▶ _Aim_
Find the word "tilting" in the data. Return every line where it appears.

▶ _Record excerpts_
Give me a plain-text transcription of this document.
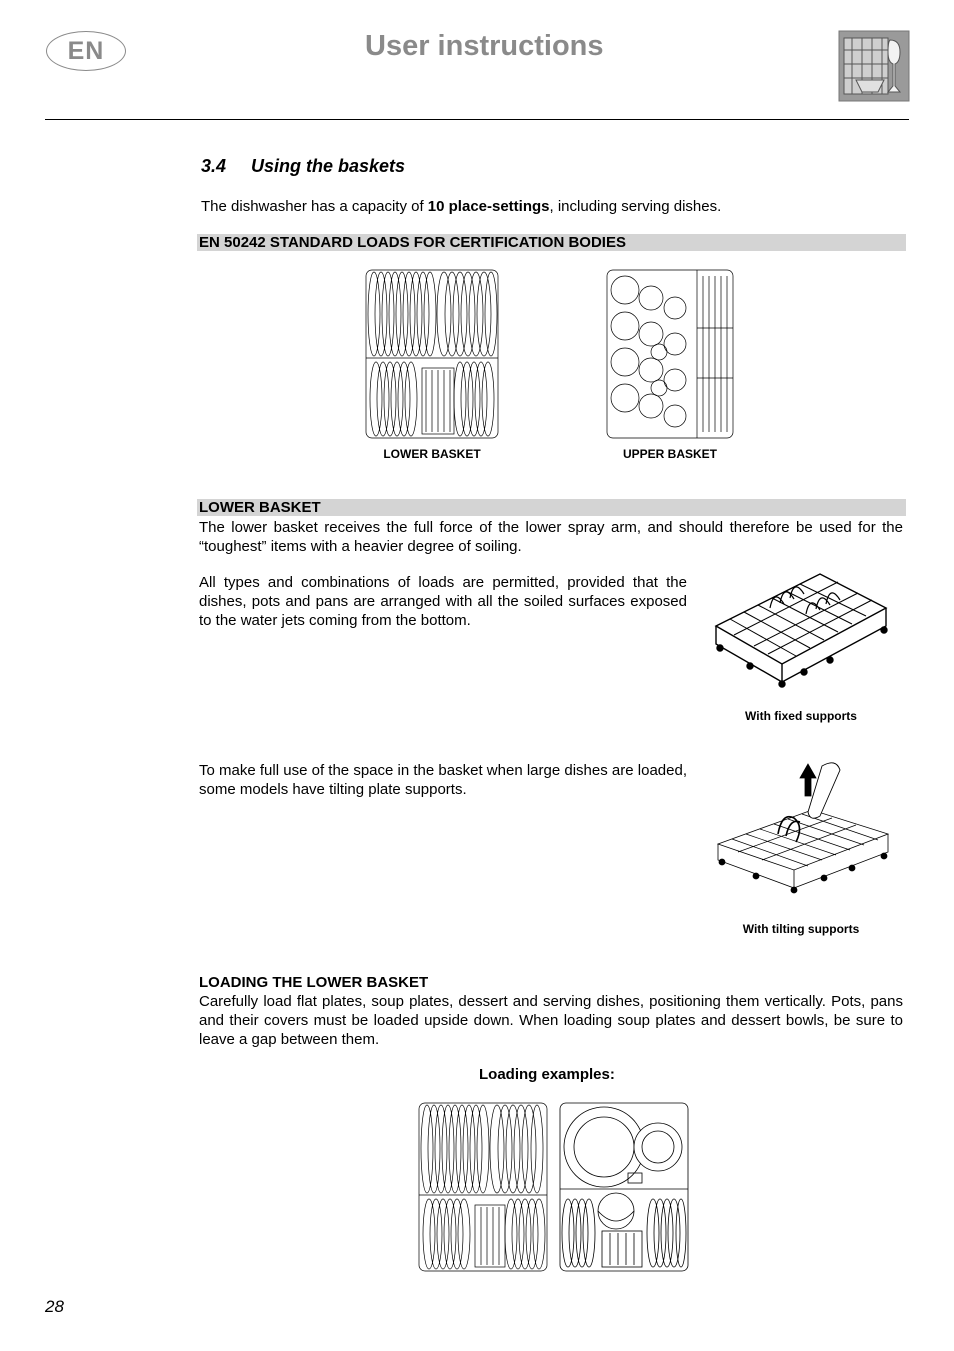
EN	User instructions
3.4 Using the baskets
The dishwasher has a capacity of 10 place-settings, including serving dishes.
EN 50242 STANDARD LOADS FOR CERTIFICATION BODIES
LOWER BASKET	UPPER BASKET
LOWER BASKET
The lower basket receives the full force of the lower spray arm, and should therefore be used for the “toughest” items with a heavier degree of soiling.
All types and combinations of loads are permitted, provided that the dishes, pots and pans are arranged with all the soiled surfaces exposed to the water jets coming from the bottom.
With fixed supports
To make full use of the space in the basket when large dishes are loaded, some models have tilting plate supports.
With tilting supports
LOADING THE LOWER BASKET
Carefully load flat plates, soup plates, dessert and serving dishes, positioning them vertically. Pots, pans and their covers must be loaded upside down. When loading soup plates and dessert bowls, be sure to leave a gap between them.
Loading examples:
28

▶ _Result of the task_
To make full use of the space in the basket when large dishes are loaded, some models have tilting plate supports.
With tilting supports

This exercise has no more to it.